═════ Records provided

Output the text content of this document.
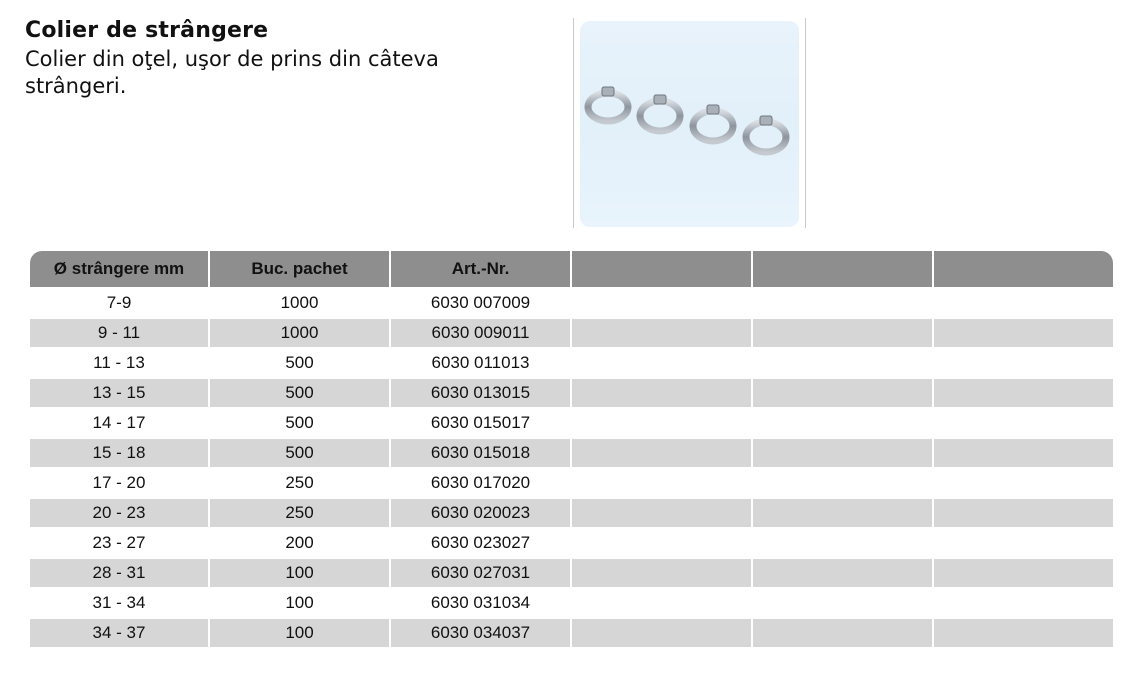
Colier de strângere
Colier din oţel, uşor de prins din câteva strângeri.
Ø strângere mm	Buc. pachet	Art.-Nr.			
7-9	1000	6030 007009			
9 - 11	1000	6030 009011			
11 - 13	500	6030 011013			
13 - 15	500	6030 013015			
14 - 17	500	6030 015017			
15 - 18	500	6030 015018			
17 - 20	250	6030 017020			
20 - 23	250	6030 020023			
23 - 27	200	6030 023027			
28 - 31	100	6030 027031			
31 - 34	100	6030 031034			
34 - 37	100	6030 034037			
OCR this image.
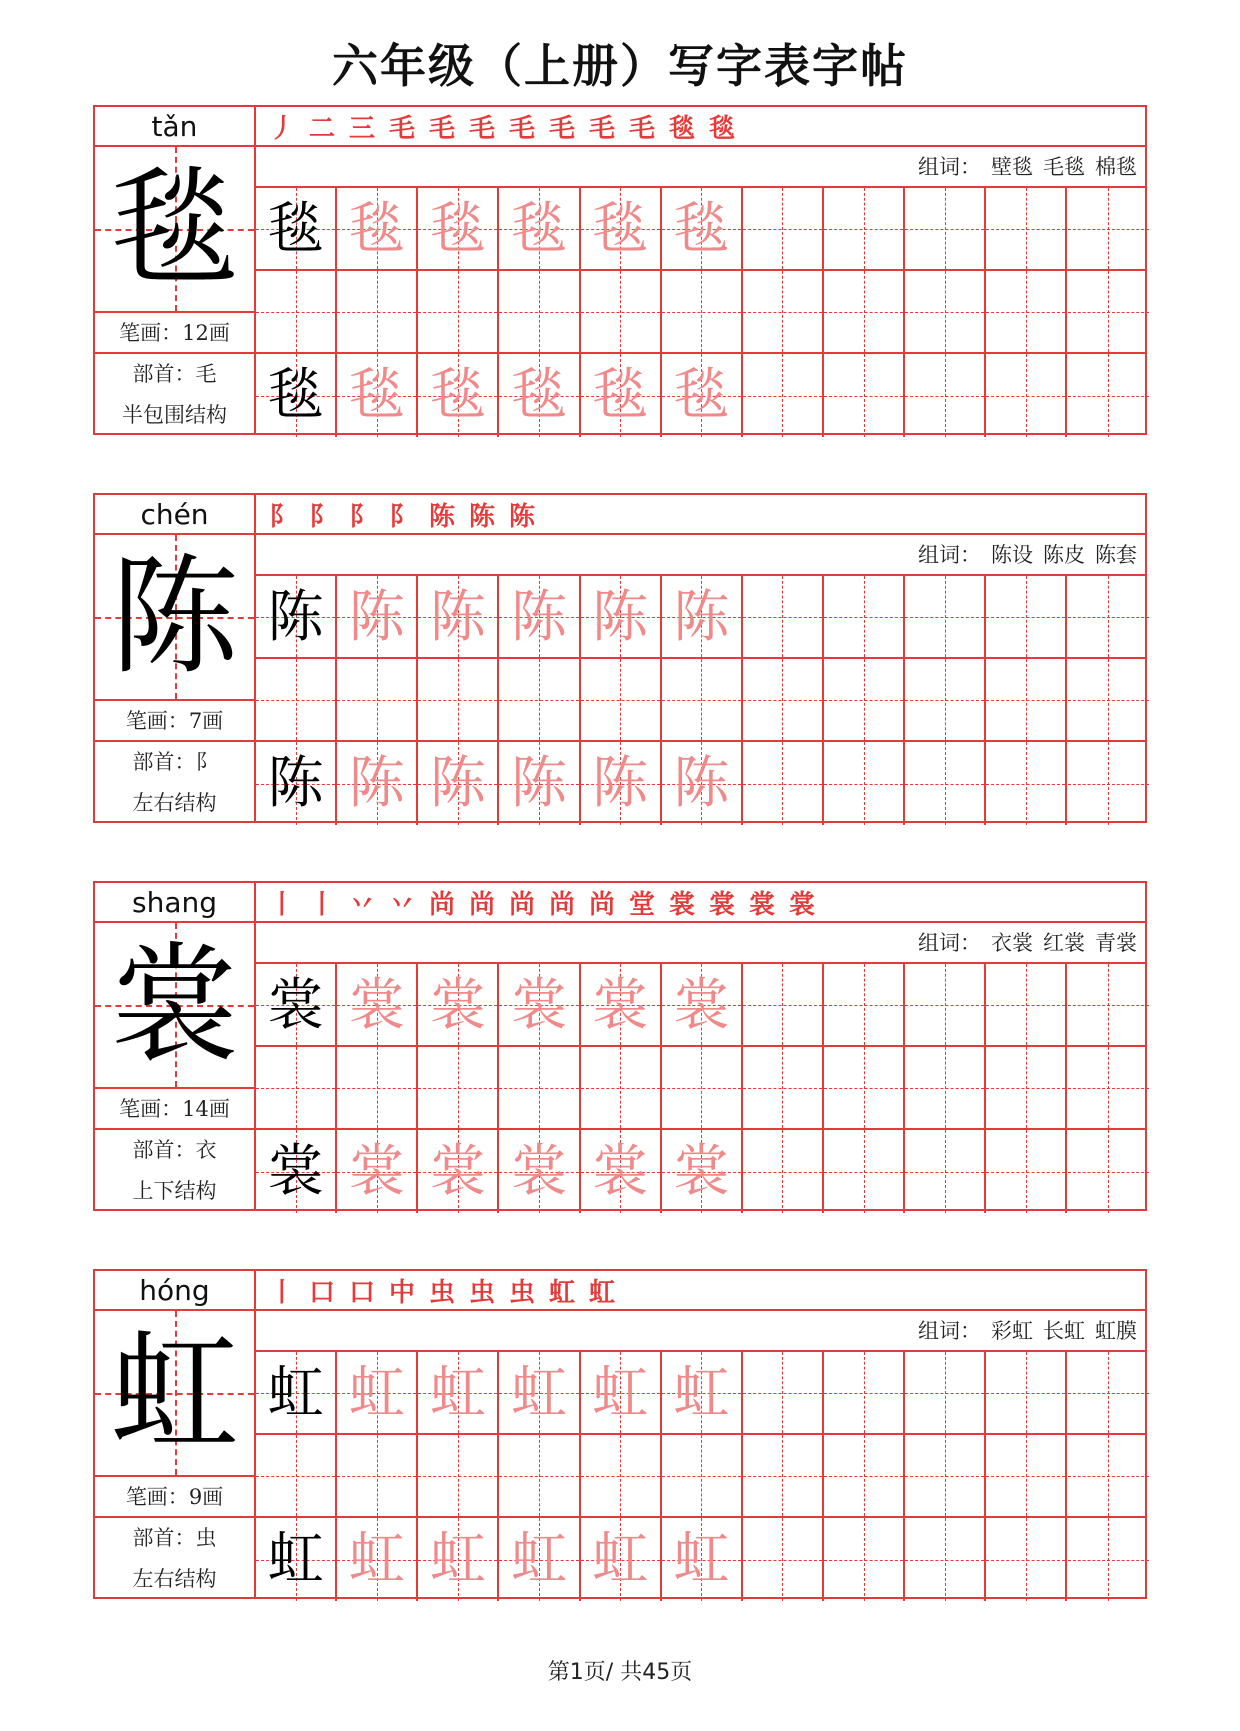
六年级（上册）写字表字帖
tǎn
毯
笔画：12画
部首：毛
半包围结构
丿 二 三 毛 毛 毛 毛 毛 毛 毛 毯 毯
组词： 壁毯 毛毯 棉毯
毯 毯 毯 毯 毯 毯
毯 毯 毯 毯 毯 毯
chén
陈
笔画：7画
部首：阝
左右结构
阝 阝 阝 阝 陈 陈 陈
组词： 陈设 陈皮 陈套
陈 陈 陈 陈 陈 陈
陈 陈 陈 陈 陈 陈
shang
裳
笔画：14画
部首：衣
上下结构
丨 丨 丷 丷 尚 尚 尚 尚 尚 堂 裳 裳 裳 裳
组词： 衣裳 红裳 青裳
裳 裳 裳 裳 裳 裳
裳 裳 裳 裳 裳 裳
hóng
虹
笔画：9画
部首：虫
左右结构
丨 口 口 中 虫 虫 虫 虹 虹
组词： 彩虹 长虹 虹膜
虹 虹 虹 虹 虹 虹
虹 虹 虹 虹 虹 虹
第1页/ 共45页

══════════

**Given task:** Exact duplication of all the records is required; pictures are omitted from the copy.

**Problem solution:**
Output the text content of this document.
Colier de strângere
Colier din oţel, uşor de prins din câteva strângeri.
Ø strângere mm	Buc. pachet	Art.-Nr.			
7-9	1000	6030 007009			
9 - 11	1000	6030 009011			
11 - 13	500	6030 011013			
13 - 15	500	6030 013015			
14 - 17	500	6030 015017			
15 - 18	500	6030 015018			
17 - 20	250	6030 017020			
20 - 23	250	6030 020023			
23 - 27	200	6030 023027			
28 - 31	100	6030 027031			
31 - 34	100	6030 031034			
34 - 37	100	6030 034037			
OCR this image.
六年级（上册）写字表字帖
tǎn
毯
笔画：12画
部首：毛
半包围结构
丿 二 三 毛 毛 毛 毛 毛 毛 毛 毯 毯
组词： 壁毯 毛毯 棉毯
毯 毯 毯 毯 毯 毯
毯 毯 毯 毯 毯 毯
chén
陈
笔画：7画
部首：阝
左右结构
阝 阝 阝 阝 陈 陈 陈
组词： 陈设 陈皮 陈套
陈 陈 陈 陈 陈 陈
陈 陈 陈 陈 陈 陈
shang
裳
笔画：14画
部首：衣
上下结构
丨 丨 丷 丷 尚 尚 尚 尚 尚 堂 裳 裳 裳 裳
组词： 衣裳 红裳 青裳
裳 裳 裳 裳 裳 裳
裳 裳 裳 裳 裳 裳
hóng
虹
笔画：9画
部首：虫
左右结构
丨 口 口 中 虫 虫 虫 虹 虹
组词： 彩虹 长虹 虹膜
虹 虹 虹 虹 虹 虹
虹 虹 虹 虹 虹 虹
第1页/ 共45页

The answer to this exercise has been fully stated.